» **PROBLEM DESCRIPTION**
Print the records below exactly as they appear.

┌────────

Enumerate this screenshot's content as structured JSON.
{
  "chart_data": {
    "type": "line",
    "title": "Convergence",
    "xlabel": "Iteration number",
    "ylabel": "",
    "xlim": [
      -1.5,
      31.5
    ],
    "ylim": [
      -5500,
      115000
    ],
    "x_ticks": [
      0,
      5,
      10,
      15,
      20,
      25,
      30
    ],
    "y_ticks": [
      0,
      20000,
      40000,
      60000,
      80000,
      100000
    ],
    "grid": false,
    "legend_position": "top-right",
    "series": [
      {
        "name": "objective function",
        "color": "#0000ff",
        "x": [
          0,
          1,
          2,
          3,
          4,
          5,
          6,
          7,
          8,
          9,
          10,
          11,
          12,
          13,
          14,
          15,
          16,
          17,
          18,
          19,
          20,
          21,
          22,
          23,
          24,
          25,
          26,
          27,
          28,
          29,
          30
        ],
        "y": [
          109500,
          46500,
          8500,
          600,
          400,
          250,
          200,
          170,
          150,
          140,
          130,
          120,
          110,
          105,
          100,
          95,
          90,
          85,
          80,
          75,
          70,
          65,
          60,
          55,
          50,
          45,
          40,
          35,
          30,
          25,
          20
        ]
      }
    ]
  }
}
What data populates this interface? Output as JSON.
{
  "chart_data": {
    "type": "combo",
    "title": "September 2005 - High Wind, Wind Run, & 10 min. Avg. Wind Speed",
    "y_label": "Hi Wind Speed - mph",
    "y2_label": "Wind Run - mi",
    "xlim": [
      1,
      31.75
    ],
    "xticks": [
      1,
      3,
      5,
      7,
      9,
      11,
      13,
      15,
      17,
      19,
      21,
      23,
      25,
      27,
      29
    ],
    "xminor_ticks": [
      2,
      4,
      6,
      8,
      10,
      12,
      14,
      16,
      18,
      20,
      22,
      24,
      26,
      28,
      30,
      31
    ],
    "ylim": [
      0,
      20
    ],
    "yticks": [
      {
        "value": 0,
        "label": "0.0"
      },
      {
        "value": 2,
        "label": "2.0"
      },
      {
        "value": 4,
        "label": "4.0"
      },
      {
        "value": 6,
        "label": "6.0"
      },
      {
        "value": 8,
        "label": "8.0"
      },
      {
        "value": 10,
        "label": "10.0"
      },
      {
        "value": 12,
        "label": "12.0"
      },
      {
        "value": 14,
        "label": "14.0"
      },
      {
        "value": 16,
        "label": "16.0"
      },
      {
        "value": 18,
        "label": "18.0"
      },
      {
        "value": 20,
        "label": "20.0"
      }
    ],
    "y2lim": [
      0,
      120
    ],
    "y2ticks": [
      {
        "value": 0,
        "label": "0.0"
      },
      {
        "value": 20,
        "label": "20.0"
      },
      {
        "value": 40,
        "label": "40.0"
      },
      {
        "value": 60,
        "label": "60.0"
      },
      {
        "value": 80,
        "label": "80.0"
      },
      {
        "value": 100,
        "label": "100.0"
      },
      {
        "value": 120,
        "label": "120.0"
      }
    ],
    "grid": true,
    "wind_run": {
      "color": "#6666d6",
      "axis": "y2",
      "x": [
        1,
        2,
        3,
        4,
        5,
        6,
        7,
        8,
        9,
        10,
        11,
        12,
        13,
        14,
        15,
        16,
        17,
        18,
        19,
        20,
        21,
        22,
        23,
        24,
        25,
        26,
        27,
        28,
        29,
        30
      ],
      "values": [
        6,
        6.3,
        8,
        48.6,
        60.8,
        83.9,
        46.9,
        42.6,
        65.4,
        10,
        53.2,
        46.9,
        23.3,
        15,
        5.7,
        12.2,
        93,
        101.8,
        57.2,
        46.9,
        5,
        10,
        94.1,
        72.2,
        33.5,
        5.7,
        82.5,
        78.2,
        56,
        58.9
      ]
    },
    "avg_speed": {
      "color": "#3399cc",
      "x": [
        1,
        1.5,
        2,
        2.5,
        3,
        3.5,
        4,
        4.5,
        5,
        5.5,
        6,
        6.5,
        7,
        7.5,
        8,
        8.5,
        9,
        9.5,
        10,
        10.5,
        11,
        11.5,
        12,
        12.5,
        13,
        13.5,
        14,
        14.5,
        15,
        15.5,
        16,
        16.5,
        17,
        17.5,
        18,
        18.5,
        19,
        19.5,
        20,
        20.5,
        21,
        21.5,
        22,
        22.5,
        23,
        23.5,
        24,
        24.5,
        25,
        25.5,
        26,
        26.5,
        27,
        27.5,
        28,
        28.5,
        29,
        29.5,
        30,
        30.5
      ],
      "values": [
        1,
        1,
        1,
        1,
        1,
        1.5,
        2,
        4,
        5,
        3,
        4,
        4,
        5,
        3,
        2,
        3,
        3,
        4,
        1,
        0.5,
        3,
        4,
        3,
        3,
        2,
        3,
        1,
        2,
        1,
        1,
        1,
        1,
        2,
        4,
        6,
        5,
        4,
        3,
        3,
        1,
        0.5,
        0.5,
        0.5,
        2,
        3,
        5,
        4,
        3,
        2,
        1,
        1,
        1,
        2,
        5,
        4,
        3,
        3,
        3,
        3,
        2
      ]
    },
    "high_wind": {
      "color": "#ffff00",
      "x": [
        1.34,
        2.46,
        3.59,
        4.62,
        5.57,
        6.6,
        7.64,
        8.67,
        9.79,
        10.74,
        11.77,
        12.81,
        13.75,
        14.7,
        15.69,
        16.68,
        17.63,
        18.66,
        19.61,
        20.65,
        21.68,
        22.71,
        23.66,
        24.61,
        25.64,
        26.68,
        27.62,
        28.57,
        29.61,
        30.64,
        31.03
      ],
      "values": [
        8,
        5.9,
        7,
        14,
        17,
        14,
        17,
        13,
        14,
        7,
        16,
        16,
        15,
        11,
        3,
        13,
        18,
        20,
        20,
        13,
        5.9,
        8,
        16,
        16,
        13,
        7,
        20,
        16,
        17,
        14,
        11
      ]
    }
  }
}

└────────

» **TASK RESPONSE**
Enumerate this screenshot's content as structured JSON.
{
  "chart_data": {
    "type": "line",
    "title": "Convergence",
    "xlabel": "Iteration number",
    "ylabel": "",
    "xlim": [
      -1.5,
      31.5
    ],
    "ylim": [
      -5500,
      115000
    ],
    "x_ticks": [
      0,
      5,
      10,
      15,
      20,
      25,
      30
    ],
    "y_ticks": [
      0,
      20000,
      40000,
      60000,
      80000,
      100000
    ],
    "grid": false,
    "legend_position": "top-right",
    "series": [
      {
        "name": "objective function",
        "color": "#0000ff",
        "x": [
          0,
          1,
          2,
          3,
          4,
          5,
          6,
          7,
          8,
          9,
          10,
          11,
          12,
          13,
          14,
          15,
          16,
          17,
          18,
          19,
          20,
          21,
          22,
          23,
          24,
          25,
          26,
          27,
          28,
          29,
          30
        ],
        "y": [
          109500,
          46500,
          8500,
          600,
          400,
          250,
          200,
          170,
          150,
          140,
          130,
          120,
          110,
          105,
          100,
          95,
          90,
          85,
          80,
          75,
          70,
          65,
          60,
          55,
          50,
          45,
          40,
          35,
          30,
          25,
          20
        ]
      }
    ]
  }
}
What data populates this interface? Output as JSON.
{
  "chart_data": {
    "type": "combo",
    "title": "September 2005 - High Wind, Wind Run, & 10 min. Avg. Wind Speed",
    "y_label": "Hi Wind Speed - mph",
    "y2_label": "Wind Run - mi",
    "xlim": [
      1,
      31.75
    ],
    "xticks": [
      1,
      3,
      5,
      7,
      9,
      11,
      13,
      15,
      17,
      19,
      21,
      23,
      25,
      27,
      29
    ],
    "xminor_ticks": [
      2,
      4,
      6,
      8,
      10,
      12,
      14,
      16,
      18,
      20,
      22,
      24,
      26,
      28,
      30,
      31
    ],
    "ylim": [
      0,
      20
    ],
    "yticks": [
      {
        "value": 0,
        "label": "0.0"
      },
      {
        "value": 2,
        "label": "2.0"
      },
      {
        "value": 4,
        "label": "4.0"
      },
      {
        "value": 6,
        "label": "6.0"
      },
      {
        "value": 8,
        "label": "8.0"
      },
      {
        "value": 10,
        "label": "10.0"
      },
      {
        "value": 12,
        "label": "12.0"
      },
      {
        "value": 14,
        "label": "14.0"
      },
      {
        "value": 16,
        "label": "16.0"
      },
      {
        "value": 18,
        "label": "18.0"
      },
      {
        "value": 20,
        "label": "20.0"
      }
    ],
    "y2lim": [
      0,
      120
    ],
    "y2ticks": [
      {
        "value": 0,
        "label": "0.0"
      },
      {
        "value": 20,
        "label": "20.0"
      },
      {
        "value": 40,
        "label": "40.0"
      },
      {
        "value": 60,
        "label": "60.0"
      },
      {
        "value": 80,
        "label": "80.0"
      },
      {
        "value": 100,
        "label": "100.0"
      },
      {
        "value": 120,
        "label": "120.0"
      }
    ],
    "grid": true,
    "wind_run": {
      "color": "#6666d6",
      "axis": "y2",
      "x": [
        1,
        2,
        3,
        4,
        5,
        6,
        7,
        8,
        9,
        10,
        11,
        12,
        13,
        14,
        15,
        16,
        17,
        18,
        19,
        20,
        21,
        22,
        23,
        24,
        25,
        26,
        27,
        28,
        29,
        30
      ],
      "values": [
        6,
        6.3,
        8,
        48.6,
        60.8,
        83.9,
        46.9,
        42.6,
        65.4,
        10,
        53.2,
        46.9,
        23.3,
        15,
        5.7,
        12.2,
        93,
        101.8,
        57.2,
        46.9,
        5,
        10,
        94.1,
        72.2,
        33.5,
        5.7,
        82.5,
        78.2,
        56,
        58.9
      ]
    },
    "avg_speed": {
      "color": "#3399cc",
      "x": [
        1,
        1.5,
        2,
        2.5,
        3,
        3.5,
        4,
        4.5,
        5,
        5.5,
        6,
        6.5,
        7,
        7.5,
        8,
        8.5,
        9,
        9.5,
        10,
        10.5,
        11,
        11.5,
        12,
        12.5,
        13,
        13.5,
        14,
        14.5,
        15,
        15.5,
        16,
        16.5,
        17,
        17.5,
        18,
        18.5,
        19,
        19.5,
        20,
        20.5,
        21,
        21.5,
        22,
        22.5,
        23,
        23.5,
        24,
        24.5,
        25,
        25.5,
        26,
        26.5,
        27,
        27.5,
        28,
        28.5,
        29,
        29.5,
        30,
        30.5
      ],
      "values": [
        1,
        1,
        1,
        1,
        1,
        1.5,
        2,
        4,
        5,
        3,
        4,
        4,
        5,
        3,
        2,
        3,
        3,
        4,
        1,
        0.5,
        3,
        4,
        3,
        3,
        2,
        3,
        1,
        2,
        1,
        1,
        1,
        1,
        2,
        4,
        6,
        5,
        4,
        3,
        3,
        1,
        0.5,
        0.5,
        0.5,
        2,
        3,
        5,
        4,
        3,
        2,
        1,
        1,
        1,
        2,
        5,
        4,
        3,
        3,
        3,
        3,
        2
      ]
    },
    "high_wind": {
      "color": "#ffff00",
      "x": [
        1.34,
        2.46,
        3.59,
        4.62,
        5.57,
        6.6,
        7.64,
        8.67,
        9.79,
        10.74,
        11.77,
        12.81,
        13.75,
        14.7,
        15.69,
        16.68,
        17.63,
        18.66,
        19.61,
        20.65,
        21.68,
        22.71,
        23.66,
        24.61,
        25.64,
        26.68,
        27.62,
        28.57,
        29.61,
        30.64,
        31.03
      ],
      "values": [
        8,
        5.9,
        7,
        14,
        17,
        14,
        17,
        13,
        14,
        7,
        16,
        16,
        15,
        11,
        3,
        13,
        18,
        20,
        20,
        13,
        5.9,
        8,
        16,
        16,
        13,
        7,
        20,
        16,
        17,
        14,
        11
      ]
    }
  }
}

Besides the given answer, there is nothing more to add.